== Record list ==

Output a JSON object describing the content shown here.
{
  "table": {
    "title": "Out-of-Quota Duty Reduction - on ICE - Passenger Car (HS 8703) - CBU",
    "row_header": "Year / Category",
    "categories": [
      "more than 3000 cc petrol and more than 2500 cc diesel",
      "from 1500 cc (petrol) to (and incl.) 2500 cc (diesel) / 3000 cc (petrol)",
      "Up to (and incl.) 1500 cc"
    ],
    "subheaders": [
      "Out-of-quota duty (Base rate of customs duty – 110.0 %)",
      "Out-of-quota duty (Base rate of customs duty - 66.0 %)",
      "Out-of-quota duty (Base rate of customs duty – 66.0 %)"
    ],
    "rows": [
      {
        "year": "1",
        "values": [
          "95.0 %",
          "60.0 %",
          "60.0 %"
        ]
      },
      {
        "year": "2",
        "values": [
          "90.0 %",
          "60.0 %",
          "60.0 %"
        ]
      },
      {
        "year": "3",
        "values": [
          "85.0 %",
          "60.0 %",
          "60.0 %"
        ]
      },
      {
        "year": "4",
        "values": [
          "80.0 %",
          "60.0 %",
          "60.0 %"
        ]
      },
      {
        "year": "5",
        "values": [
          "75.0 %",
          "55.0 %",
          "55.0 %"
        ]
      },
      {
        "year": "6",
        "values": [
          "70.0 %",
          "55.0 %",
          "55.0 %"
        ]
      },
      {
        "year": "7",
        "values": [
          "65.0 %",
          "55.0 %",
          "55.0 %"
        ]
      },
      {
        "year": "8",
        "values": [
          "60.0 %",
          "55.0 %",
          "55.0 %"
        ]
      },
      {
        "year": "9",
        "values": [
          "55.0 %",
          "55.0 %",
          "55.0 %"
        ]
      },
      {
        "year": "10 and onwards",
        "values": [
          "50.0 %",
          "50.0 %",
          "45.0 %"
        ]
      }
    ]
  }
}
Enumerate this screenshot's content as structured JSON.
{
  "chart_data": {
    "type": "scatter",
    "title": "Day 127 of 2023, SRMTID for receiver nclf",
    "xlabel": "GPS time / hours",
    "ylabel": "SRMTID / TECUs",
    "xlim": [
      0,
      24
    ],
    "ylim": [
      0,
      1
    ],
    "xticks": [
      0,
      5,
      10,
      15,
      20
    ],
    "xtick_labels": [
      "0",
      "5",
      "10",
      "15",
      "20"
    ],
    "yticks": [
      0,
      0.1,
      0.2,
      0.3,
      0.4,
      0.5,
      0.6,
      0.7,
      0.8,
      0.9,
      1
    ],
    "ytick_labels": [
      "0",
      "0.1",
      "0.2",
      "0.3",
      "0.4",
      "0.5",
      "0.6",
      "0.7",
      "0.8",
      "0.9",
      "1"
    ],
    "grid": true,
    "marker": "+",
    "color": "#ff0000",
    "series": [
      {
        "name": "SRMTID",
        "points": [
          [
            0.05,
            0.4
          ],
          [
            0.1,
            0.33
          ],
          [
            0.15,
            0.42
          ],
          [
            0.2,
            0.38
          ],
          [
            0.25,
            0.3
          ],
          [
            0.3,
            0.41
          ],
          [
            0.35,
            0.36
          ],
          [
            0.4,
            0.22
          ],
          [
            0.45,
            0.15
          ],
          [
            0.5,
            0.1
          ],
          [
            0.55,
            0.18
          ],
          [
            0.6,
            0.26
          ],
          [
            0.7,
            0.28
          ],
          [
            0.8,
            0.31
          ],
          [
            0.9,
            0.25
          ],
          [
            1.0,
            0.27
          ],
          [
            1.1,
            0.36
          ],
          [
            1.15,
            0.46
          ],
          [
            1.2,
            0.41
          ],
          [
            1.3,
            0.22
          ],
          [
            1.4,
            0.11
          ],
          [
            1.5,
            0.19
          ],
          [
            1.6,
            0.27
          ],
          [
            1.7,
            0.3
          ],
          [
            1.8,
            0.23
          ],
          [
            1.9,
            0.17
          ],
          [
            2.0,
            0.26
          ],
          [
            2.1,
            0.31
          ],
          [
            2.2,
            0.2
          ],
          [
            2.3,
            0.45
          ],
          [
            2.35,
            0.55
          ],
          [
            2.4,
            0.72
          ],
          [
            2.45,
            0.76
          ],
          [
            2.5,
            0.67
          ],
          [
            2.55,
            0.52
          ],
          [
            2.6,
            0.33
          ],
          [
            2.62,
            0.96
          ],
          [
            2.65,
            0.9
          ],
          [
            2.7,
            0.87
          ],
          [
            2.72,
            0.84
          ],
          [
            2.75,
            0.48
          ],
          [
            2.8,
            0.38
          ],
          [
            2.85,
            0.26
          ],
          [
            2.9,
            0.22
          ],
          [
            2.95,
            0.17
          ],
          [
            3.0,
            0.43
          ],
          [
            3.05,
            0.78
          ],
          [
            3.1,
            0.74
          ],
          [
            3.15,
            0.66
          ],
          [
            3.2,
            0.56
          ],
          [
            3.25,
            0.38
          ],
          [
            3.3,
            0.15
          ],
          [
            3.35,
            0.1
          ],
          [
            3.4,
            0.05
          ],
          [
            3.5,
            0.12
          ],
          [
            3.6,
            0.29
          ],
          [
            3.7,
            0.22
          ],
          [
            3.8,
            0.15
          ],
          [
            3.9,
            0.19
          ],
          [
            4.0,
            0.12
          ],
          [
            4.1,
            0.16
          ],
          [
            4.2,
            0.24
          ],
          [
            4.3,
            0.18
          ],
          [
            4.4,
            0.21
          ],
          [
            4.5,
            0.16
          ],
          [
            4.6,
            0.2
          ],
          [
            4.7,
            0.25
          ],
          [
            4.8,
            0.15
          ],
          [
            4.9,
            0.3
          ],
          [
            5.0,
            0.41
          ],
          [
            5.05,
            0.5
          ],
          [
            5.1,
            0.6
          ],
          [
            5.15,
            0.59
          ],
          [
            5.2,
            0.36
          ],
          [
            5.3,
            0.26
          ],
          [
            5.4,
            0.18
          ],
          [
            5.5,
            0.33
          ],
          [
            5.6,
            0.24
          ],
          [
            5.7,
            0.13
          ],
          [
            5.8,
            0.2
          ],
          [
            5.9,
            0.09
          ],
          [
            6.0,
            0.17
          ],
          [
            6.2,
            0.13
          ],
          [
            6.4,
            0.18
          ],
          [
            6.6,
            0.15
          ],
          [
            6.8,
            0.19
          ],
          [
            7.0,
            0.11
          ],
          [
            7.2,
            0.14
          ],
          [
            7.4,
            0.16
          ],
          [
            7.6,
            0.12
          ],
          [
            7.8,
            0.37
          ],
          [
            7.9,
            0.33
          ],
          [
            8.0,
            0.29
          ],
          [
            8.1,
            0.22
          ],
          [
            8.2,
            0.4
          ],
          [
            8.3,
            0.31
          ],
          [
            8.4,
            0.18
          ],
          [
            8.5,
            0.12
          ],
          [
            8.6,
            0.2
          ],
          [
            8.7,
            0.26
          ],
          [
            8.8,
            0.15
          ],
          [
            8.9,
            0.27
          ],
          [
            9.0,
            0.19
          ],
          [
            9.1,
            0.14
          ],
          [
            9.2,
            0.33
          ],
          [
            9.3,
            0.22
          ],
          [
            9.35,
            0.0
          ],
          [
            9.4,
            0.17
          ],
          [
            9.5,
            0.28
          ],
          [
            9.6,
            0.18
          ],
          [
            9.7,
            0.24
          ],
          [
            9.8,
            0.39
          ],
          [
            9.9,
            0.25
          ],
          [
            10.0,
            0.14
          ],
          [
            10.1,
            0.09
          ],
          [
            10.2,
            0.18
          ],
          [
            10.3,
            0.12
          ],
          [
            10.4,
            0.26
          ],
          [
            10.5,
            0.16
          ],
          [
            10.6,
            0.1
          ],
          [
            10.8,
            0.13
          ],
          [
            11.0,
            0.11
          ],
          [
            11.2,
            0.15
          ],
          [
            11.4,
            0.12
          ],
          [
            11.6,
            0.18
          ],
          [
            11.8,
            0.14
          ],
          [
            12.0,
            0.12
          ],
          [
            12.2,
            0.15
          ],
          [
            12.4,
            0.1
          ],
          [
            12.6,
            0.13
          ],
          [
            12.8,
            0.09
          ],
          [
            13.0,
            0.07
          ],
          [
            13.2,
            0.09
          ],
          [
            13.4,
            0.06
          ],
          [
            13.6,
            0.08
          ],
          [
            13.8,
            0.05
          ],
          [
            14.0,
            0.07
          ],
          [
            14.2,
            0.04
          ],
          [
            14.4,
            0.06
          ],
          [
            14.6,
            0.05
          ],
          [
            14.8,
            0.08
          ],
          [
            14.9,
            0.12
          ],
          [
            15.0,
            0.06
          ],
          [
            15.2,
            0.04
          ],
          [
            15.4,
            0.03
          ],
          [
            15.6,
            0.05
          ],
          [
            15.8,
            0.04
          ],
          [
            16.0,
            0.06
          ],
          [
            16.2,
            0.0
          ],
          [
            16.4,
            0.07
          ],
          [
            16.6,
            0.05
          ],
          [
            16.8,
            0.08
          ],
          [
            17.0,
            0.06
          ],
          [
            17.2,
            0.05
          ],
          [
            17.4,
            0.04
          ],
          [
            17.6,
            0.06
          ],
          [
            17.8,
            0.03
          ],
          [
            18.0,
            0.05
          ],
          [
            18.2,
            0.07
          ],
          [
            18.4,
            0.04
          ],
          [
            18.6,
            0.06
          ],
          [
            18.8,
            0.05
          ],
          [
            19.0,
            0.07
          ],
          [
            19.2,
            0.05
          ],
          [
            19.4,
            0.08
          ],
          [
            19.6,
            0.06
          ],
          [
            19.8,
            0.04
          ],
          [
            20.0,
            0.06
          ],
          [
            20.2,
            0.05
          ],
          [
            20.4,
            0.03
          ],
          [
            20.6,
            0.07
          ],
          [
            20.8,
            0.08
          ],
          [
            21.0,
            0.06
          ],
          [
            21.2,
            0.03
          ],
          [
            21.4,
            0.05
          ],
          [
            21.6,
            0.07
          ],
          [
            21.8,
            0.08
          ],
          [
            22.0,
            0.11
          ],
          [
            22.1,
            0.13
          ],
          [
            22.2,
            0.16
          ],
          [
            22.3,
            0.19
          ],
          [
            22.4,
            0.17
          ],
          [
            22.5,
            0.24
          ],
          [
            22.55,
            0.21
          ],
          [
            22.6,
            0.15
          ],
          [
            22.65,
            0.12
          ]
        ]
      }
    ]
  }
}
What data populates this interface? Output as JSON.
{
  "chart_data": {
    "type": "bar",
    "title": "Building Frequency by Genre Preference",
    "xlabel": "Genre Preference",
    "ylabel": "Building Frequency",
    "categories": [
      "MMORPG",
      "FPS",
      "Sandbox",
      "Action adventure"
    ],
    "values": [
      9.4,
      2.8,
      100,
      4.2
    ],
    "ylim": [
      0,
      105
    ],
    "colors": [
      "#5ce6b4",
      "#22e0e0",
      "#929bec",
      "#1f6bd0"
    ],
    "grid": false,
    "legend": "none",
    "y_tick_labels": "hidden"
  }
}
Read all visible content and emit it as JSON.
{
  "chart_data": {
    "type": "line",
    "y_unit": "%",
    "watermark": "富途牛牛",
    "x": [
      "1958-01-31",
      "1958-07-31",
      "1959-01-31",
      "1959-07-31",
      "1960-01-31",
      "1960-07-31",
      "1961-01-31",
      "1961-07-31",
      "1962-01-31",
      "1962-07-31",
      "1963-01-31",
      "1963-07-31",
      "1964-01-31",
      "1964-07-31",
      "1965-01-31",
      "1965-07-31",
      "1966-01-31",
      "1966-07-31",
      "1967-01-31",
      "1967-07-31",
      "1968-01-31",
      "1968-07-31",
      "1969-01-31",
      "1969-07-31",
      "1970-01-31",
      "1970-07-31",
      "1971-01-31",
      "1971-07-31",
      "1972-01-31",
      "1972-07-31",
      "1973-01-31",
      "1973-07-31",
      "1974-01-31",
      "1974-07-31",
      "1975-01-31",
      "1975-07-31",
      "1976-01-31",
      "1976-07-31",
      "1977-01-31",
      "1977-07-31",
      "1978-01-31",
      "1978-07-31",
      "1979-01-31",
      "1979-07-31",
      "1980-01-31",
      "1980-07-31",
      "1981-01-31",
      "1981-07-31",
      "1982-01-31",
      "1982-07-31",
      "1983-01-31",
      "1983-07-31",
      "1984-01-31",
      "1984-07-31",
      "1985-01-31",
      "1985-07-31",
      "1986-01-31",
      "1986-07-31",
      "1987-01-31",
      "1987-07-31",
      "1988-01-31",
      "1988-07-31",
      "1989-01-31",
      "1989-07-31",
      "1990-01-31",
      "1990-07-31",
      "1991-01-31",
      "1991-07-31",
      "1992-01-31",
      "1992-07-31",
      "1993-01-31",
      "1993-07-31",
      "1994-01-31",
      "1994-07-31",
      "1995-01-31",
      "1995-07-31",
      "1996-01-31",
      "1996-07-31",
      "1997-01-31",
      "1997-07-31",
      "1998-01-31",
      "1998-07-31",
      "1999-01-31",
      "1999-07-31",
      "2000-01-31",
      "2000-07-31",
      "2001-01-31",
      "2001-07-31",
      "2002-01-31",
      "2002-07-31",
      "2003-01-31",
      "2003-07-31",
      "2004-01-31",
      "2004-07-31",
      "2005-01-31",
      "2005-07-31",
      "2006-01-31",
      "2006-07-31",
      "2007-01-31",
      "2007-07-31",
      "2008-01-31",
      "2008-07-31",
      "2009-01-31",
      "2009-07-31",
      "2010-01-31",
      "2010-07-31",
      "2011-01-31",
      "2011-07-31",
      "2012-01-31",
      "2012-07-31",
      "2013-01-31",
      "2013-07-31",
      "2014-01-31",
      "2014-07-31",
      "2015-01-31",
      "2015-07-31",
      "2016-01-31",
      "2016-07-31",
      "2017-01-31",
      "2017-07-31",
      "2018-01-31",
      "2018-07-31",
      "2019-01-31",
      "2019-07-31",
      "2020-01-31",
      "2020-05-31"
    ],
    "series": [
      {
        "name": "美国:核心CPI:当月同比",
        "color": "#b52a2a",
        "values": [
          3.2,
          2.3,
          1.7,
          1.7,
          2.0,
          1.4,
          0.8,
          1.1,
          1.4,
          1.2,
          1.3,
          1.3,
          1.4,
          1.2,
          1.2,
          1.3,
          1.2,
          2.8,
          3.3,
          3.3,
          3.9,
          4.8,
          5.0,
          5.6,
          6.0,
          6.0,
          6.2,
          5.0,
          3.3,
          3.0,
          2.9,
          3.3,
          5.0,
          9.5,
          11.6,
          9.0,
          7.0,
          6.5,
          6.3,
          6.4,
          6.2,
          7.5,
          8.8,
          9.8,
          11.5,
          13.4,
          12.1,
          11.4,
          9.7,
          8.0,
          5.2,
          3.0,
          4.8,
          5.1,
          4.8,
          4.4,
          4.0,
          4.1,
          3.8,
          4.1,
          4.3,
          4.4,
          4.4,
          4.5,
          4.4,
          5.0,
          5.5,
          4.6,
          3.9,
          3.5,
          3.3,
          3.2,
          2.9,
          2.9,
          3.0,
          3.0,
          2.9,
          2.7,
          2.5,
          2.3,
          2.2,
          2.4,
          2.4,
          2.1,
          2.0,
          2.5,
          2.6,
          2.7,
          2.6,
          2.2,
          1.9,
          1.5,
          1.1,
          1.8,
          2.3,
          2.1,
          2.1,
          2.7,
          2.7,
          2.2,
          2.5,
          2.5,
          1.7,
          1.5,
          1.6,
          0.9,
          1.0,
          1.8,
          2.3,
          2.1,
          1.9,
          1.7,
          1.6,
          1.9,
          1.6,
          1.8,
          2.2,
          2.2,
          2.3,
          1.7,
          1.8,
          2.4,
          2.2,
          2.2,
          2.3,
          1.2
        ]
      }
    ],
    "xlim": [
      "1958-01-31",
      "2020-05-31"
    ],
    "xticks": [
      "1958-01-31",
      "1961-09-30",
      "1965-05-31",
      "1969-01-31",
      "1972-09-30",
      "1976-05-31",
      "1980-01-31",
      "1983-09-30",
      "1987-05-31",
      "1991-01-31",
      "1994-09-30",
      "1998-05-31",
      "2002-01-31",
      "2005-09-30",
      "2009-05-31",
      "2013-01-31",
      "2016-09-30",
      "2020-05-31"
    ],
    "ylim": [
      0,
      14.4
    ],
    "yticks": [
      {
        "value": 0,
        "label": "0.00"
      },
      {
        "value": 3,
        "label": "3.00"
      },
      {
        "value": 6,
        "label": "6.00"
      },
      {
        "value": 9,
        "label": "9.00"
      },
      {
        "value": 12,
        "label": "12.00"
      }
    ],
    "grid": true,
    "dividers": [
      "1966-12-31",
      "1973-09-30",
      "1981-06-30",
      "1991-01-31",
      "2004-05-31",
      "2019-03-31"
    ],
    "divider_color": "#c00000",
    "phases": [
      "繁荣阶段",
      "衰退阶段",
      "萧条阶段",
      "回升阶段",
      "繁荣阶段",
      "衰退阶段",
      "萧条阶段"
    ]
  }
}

===

In the listing, how many lines hold "SRMTID"? Answer with a bare number.

3